**AIM**
Take each line containing "into" and report it exactly as written.
═══ GIVEN DATA
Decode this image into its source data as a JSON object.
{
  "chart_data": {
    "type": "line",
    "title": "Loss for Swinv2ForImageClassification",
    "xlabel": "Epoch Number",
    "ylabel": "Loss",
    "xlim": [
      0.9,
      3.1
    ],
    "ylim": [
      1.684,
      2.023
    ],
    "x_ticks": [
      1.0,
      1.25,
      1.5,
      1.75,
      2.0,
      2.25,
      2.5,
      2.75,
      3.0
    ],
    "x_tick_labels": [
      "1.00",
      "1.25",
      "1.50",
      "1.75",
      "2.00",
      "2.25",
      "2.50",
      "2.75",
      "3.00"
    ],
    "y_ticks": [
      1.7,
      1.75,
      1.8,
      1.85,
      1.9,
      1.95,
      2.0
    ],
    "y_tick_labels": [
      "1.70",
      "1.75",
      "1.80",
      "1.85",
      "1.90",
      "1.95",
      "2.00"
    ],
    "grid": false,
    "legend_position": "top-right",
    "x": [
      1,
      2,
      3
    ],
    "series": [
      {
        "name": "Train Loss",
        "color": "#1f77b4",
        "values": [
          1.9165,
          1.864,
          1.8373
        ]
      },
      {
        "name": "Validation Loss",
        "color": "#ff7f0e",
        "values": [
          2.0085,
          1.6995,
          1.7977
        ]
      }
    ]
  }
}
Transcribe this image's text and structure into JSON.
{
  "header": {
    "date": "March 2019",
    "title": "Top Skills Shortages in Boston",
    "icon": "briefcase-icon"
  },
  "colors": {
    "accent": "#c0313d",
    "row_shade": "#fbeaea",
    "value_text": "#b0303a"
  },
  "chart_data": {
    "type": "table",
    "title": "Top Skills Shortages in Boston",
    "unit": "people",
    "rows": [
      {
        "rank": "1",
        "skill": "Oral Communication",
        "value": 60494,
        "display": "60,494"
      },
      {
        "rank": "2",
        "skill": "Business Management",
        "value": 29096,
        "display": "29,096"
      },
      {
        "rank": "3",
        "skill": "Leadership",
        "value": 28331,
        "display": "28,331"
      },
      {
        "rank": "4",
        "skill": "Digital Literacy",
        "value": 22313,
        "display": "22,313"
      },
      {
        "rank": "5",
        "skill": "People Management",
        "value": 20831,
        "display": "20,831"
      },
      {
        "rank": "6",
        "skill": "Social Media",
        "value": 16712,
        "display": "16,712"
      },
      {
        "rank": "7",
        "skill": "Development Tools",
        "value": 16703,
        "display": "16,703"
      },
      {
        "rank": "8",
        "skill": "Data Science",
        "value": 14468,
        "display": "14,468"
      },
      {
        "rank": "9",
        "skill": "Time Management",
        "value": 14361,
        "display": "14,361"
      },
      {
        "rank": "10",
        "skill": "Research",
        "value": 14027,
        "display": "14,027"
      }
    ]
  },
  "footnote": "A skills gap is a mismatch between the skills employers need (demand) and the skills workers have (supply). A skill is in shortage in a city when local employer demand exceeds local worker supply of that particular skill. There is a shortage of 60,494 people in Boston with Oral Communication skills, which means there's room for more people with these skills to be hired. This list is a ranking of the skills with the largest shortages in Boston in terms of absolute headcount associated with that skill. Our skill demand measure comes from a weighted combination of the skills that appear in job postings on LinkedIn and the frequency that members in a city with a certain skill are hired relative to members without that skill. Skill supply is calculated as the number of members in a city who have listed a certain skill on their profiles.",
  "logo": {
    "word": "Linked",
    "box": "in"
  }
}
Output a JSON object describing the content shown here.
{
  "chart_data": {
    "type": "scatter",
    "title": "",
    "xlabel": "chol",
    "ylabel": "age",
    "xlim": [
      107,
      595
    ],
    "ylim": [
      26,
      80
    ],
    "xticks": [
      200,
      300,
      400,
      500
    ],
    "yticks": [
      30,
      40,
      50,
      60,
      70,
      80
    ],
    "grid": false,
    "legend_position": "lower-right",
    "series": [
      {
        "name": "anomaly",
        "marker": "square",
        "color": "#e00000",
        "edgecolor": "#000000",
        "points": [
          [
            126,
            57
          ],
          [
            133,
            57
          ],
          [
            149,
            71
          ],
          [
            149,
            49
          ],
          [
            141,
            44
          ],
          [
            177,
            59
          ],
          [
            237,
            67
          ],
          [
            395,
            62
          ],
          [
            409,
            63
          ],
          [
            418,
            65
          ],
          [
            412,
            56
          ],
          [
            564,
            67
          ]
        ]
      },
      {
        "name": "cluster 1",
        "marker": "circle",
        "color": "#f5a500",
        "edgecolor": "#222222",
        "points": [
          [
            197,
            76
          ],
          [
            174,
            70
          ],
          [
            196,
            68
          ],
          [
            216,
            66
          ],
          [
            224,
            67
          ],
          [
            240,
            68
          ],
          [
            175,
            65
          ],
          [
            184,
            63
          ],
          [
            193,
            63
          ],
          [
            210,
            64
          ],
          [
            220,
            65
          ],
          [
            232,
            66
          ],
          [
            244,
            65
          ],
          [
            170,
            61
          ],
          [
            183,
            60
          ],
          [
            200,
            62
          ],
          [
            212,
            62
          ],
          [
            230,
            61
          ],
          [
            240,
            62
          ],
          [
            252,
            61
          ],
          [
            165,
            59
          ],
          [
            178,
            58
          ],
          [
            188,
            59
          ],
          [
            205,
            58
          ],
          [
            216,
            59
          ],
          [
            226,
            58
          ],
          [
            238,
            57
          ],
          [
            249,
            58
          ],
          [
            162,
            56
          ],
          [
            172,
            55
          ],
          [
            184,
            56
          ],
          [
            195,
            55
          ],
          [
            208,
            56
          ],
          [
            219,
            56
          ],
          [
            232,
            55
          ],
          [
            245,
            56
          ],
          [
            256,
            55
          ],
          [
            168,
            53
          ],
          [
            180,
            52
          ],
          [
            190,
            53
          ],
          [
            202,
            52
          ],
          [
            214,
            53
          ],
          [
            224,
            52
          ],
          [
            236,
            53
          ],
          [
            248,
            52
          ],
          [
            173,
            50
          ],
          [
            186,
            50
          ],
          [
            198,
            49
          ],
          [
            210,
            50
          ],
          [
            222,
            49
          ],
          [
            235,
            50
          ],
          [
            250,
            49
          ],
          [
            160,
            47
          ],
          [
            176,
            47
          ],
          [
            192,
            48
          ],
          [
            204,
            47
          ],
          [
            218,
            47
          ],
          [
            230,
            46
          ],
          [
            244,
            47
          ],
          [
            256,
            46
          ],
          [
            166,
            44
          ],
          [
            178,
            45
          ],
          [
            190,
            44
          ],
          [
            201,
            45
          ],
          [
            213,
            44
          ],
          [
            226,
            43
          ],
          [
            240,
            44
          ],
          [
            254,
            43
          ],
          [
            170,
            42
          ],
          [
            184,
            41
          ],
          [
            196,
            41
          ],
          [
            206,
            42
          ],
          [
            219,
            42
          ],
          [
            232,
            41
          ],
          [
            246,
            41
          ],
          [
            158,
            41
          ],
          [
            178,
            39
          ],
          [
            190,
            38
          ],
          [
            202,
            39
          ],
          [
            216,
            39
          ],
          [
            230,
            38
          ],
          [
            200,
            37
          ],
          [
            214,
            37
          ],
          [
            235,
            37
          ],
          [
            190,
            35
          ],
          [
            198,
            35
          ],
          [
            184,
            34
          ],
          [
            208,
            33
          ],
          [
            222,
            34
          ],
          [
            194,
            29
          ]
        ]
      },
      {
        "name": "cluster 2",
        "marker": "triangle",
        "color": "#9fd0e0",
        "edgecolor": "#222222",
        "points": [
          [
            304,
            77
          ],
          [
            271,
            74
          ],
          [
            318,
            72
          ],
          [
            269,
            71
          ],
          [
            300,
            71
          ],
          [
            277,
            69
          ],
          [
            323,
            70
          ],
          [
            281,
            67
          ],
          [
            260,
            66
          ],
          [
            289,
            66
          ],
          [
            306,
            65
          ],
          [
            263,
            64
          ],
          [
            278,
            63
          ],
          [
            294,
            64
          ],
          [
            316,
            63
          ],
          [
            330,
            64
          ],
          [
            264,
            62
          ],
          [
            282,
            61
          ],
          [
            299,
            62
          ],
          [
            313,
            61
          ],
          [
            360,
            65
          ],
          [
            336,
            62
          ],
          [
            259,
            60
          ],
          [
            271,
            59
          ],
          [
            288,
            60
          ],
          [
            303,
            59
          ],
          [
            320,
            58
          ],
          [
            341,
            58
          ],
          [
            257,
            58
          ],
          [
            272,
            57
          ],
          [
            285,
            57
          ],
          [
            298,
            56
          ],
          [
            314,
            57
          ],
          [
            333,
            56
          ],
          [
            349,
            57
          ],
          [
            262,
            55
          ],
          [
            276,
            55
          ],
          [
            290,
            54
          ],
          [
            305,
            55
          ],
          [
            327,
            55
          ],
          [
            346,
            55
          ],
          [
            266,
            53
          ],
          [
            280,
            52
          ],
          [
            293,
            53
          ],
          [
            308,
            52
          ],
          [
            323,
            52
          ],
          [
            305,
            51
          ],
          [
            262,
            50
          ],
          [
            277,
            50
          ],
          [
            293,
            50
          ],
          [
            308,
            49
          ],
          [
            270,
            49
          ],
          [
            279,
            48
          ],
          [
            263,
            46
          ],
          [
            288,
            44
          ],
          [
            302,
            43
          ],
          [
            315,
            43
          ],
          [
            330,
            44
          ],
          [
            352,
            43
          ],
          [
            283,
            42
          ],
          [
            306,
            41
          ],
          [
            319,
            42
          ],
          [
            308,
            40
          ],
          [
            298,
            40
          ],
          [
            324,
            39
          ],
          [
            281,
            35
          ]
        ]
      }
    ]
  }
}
══════
**RESPONSE TO THE TASK**
Decode this image into its source data as a JSON object.
Transcribe this image's text and structure into JSON.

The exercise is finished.